__THE REQUEST__. Transcribe all records exactly.

__SOURCE MATERIAL__.

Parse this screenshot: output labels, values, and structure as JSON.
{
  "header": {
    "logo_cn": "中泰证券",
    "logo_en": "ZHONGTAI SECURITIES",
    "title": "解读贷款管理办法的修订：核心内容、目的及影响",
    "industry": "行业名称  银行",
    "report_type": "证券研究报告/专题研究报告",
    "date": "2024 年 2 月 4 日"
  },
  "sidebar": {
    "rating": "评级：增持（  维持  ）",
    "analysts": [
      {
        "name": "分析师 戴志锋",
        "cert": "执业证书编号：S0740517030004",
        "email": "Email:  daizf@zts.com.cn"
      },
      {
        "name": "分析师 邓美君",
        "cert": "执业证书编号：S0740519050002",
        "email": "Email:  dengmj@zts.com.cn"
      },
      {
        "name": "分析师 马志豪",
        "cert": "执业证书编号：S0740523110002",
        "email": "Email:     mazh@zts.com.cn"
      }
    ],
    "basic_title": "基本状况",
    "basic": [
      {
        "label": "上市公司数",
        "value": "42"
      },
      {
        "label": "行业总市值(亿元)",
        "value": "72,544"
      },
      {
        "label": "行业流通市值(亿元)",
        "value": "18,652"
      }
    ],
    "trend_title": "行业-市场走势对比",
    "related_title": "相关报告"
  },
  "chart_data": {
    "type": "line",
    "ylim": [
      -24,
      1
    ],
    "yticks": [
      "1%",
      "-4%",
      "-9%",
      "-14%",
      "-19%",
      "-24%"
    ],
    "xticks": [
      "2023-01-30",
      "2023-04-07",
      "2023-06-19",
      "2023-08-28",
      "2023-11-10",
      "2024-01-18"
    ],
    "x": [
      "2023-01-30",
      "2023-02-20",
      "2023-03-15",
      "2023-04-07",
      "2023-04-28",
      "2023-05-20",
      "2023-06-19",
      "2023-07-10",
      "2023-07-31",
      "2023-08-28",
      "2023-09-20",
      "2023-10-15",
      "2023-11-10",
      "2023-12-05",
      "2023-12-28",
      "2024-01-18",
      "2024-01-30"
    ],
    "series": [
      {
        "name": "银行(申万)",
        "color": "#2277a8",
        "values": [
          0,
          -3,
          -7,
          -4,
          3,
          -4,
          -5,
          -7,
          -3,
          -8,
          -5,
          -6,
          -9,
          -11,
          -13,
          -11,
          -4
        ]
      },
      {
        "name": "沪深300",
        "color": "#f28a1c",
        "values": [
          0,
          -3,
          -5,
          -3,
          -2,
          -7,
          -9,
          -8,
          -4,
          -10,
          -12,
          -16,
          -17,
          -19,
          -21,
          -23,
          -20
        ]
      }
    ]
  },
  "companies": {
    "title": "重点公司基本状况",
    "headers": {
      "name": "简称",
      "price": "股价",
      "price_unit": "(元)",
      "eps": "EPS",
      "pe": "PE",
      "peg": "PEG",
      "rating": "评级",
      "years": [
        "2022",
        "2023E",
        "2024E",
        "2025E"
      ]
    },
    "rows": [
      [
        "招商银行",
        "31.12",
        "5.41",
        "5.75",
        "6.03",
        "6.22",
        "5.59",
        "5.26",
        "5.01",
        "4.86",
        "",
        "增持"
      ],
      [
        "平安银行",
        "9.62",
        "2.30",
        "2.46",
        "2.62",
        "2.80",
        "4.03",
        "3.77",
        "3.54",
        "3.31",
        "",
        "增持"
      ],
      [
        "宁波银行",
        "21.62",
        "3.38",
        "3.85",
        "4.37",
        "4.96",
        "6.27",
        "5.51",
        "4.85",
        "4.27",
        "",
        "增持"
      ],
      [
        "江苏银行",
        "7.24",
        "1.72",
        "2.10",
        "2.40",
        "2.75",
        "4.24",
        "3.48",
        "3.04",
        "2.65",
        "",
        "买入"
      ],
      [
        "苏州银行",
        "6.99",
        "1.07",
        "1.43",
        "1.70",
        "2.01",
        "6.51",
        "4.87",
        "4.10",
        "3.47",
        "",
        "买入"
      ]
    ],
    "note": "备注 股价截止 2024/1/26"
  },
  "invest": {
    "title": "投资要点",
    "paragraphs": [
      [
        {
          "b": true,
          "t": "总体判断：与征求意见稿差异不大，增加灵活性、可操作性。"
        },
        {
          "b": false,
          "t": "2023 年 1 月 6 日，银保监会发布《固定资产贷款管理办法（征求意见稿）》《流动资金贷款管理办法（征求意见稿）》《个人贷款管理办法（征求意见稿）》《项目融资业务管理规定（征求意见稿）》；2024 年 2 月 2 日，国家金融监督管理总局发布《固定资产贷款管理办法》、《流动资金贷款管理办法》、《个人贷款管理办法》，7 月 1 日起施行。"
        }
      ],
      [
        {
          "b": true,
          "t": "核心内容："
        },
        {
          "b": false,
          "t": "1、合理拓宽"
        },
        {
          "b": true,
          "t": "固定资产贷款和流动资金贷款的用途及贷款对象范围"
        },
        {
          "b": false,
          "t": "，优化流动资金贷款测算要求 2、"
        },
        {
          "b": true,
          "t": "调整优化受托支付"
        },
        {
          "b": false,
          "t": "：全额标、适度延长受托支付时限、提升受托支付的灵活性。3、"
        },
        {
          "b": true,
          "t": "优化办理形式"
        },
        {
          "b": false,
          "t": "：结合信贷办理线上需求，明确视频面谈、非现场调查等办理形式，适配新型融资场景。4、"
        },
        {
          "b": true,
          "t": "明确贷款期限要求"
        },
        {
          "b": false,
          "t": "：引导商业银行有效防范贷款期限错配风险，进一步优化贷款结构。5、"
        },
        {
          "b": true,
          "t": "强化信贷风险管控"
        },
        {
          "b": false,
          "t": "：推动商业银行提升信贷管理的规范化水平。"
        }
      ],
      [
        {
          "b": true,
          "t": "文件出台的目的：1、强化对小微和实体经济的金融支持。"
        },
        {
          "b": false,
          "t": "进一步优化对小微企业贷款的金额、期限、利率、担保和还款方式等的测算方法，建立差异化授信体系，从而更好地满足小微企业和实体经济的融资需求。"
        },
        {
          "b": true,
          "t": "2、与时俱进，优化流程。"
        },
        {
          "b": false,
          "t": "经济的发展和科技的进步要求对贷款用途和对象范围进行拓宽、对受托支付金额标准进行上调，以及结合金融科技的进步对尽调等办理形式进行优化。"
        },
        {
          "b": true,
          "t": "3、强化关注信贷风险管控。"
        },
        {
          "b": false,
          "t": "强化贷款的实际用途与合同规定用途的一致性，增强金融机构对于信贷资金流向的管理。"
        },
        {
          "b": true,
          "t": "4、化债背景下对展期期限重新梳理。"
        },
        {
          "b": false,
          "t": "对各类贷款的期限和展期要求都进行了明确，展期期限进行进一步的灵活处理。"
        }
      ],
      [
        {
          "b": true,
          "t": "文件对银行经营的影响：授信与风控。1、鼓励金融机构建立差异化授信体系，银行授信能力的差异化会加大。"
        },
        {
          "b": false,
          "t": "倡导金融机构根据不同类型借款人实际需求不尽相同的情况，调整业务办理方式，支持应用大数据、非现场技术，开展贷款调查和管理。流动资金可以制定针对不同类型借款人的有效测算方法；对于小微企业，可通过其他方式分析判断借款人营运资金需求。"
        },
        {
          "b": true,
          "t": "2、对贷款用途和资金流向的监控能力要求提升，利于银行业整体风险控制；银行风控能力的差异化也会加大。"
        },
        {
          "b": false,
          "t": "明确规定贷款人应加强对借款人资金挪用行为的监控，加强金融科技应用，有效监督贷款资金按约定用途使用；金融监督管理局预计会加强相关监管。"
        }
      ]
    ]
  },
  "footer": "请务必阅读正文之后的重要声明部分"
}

__THE OUTPUT__.
Parse this screenshot: output labels, values, and structure as JSON.
{
  "header": {
    "logo_cn": "中泰证券",
    "logo_en": "ZHONGTAI SECURITIES",
    "title": "解读贷款管理办法的修订：核心内容、目的及影响",
    "industry": "行业名称  银行",
    "report_type": "证券研究报告/专题研究报告",
    "date": "2024 年 2 月 4 日"
  },
  "sidebar": {
    "rating": "评级：增持（  维持  ）",
    "analysts": [
      {
        "name": "分析师 戴志锋",
        "cert": "执业证书编号：S0740517030004",
        "email": "Email:  daizf@zts.com.cn"
      },
      {
        "name": "分析师 邓美君",
        "cert": "执业证书编号：S0740519050002",
        "email": "Email:  dengmj@zts.com.cn"
      },
      {
        "name": "分析师 马志豪",
        "cert": "执业证书编号：S0740523110002",
        "email": "Email:     mazh@zts.com.cn"
      }
    ],
    "basic_title": "基本状况",
    "basic": [
      {
        "label": "上市公司数",
        "value": "42"
      },
      {
        "label": "行业总市值(亿元)",
        "value": "72,544"
      },
      {
        "label": "行业流通市值(亿元)",
        "value": "18,652"
      }
    ],
    "trend_title": "行业-市场走势对比",
    "related_title": "相关报告"
  },
  "chart_data": {
    "type": "line",
    "ylim": [
      -24,
      1
    ],
    "yticks": [
      "1%",
      "-4%",
      "-9%",
      "-14%",
      "-19%",
      "-24%"
    ],
    "xticks": [
      "2023-01-30",
      "2023-04-07",
      "2023-06-19",
      "2023-08-28",
      "2023-11-10",
      "2024-01-18"
    ],
    "x": [
      "2023-01-30",
      "2023-02-20",
      "2023-03-15",
      "2023-04-07",
      "2023-04-28",
      "2023-05-20",
      "2023-06-19",
      "2023-07-10",
      "2023-07-31",
      "2023-08-28",
      "2023-09-20",
      "2023-10-15",
      "2023-11-10",
      "2023-12-05",
      "2023-12-28",
      "2024-01-18",
      "2024-01-30"
    ],
    "series": [
      {
        "name": "银行(申万)",
        "color": "#2277a8",
        "values": [
          0,
          -3,
          -7,
          -4,
          3,
          -4,
          -5,
          -7,
          -3,
          -8,
          -5,
          -6,
          -9,
          -11,
          -13,
          -11,
          -4
        ]
      },
      {
        "name": "沪深300",
        "color": "#f28a1c",
        "values": [
          0,
          -3,
          -5,
          -3,
          -2,
          -7,
          -9,
          -8,
          -4,
          -10,
          -12,
          -16,
          -17,
          -19,
          -21,
          -23,
          -20
        ]
      }
    ]
  },
  "companies": {
    "title": "重点公司基本状况",
    "headers": {
      "name": "简称",
      "price": "股价",
      "price_unit": "(元)",
      "eps": "EPS",
      "pe": "PE",
      "peg": "PEG",
      "rating": "评级",
      "years": [
        "2022",
        "2023E",
        "2024E",
        "2025E"
      ]
    },
    "rows": [
      [
        "招商银行",
        "31.12",
        "5.41",
        "5.75",
        "6.03",
        "6.22",
        "5.59",
        "5.26",
        "5.01",
        "4.86",
        "",
        "增持"
      ],
      [
        "平安银行",
        "9.62",
        "2.30",
        "2.46",
        "2.62",
        "2.80",
        "4.03",
        "3.77",
        "3.54",
        "3.31",
        "",
        "增持"
      ],
      [
        "宁波银行",
        "21.62",
        "3.38",
        "3.85",
        "4.37",
        "4.96",
        "6.27",
        "5.51",
        "4.85",
        "4.27",
        "",
        "增持"
      ],
      [
        "江苏银行",
        "7.24",
        "1.72",
        "2.10",
        "2.40",
        "2.75",
        "4.24",
        "3.48",
        "3.04",
        "2.65",
        "",
        "买入"
      ],
      [
        "苏州银行",
        "6.99",
        "1.07",
        "1.43",
        "1.70",
        "2.01",
        "6.51",
        "4.87",
        "4.10",
        "3.47",
        "",
        "买入"
      ]
    ],
    "note": "备注 股价截止 2024/1/26"
  },
  "invest": {
    "title": "投资要点",
    "paragraphs": [
      [
        {
          "b": true,
          "t": "总体判断：与征求意见稿差异不大，增加灵活性、可操作性。"
        },
        {
          "b": false,
          "t": "2023 年 1 月 6 日，银保监会发布《固定资产贷款管理办法（征求意见稿）》《流动资金贷款管理办法（征求意见稿）》《个人贷款管理办法（征求意见稿）》《项目融资业务管理规定（征求意见稿）》；2024 年 2 月 2 日，国家金融监督管理总局发布《固定资产贷款管理办法》、《流动资金贷款管理办法》、《个人贷款管理办法》，7 月 1 日起施行。"
        }
      ],
      [
        {
          "b": true,
          "t": "核心内容："
        },
        {
          "b": false,
          "t": "1、合理拓宽"
        },
        {
          "b": true,
          "t": "固定资产贷款和流动资金贷款的用途及贷款对象范围"
        },
        {
          "b": false,
          "t": "，优化流动资金贷款测算要求 2、"
        },
        {
          "b": true,
          "t": "调整优化受托支付"
        },
        {
          "b": false,
          "t": "：全额标、适度延长受托支付时限、提升受托支付的灵活性。3、"
        },
        {
          "b": true,
          "t": "优化办理形式"
        },
        {
          "b": false,
          "t": "：结合信贷办理线上需求，明确视频面谈、非现场调查等办理形式，适配新型融资场景。4、"
        },
        {
          "b": true,
          "t": "明确贷款期限要求"
        },
        {
          "b": false,
          "t": "：引导商业银行有效防范贷款期限错配风险，进一步优化贷款结构。5、"
        },
        {
          "b": true,
          "t": "强化信贷风险管控"
        },
        {
          "b": false,
          "t": "：推动商业银行提升信贷管理的规范化水平。"
        }
      ],
      [
        {
          "b": true,
          "t": "文件出台的目的：1、强化对小微和实体经济的金融支持。"
        },
        {
          "b": false,
          "t": "进一步优化对小微企业贷款的金额、期限、利率、担保和还款方式等的测算方法，建立差异化授信体系，从而更好地满足小微企业和实体经济的融资需求。"
        },
        {
          "b": true,
          "t": "2、与时俱进，优化流程。"
        },
        {
          "b": false,
          "t": "经济的发展和科技的进步要求对贷款用途和对象范围进行拓宽、对受托支付金额标准进行上调，以及结合金融科技的进步对尽调等办理形式进行优化。"
        },
        {
          "b": true,
          "t": "3、强化关注信贷风险管控。"
        },
        {
          "b": false,
          "t": "强化贷款的实际用途与合同规定用途的一致性，增强金融机构对于信贷资金流向的管理。"
        },
        {
          "b": true,
          "t": "4、化债背景下对展期期限重新梳理。"
        },
        {
          "b": false,
          "t": "对各类贷款的期限和展期要求都进行了明确，展期期限进行进一步的灵活处理。"
        }
      ],
      [
        {
          "b": true,
          "t": "文件对银行经营的影响：授信与风控。1、鼓励金融机构建立差异化授信体系，银行授信能力的差异化会加大。"
        },
        {
          "b": false,
          "t": "倡导金融机构根据不同类型借款人实际需求不尽相同的情况，调整业务办理方式，支持应用大数据、非现场技术，开展贷款调查和管理。流动资金可以制定针对不同类型借款人的有效测算方法；对于小微企业，可通过其他方式分析判断借款人营运资金需求。"
        },
        {
          "b": true,
          "t": "2、对贷款用途和资金流向的监控能力要求提升，利于银行业整体风险控制；银行风控能力的差异化也会加大。"
        },
        {
          "b": false,
          "t": "明确规定贷款人应加强对借款人资金挪用行为的监控，加强金融科技应用，有效监督贷款资金按约定用途使用；金融监督管理局预计会加强相关监管。"
        }
      ]
    ]
  },
  "footer": "请务必阅读正文之后的重要声明部分"
}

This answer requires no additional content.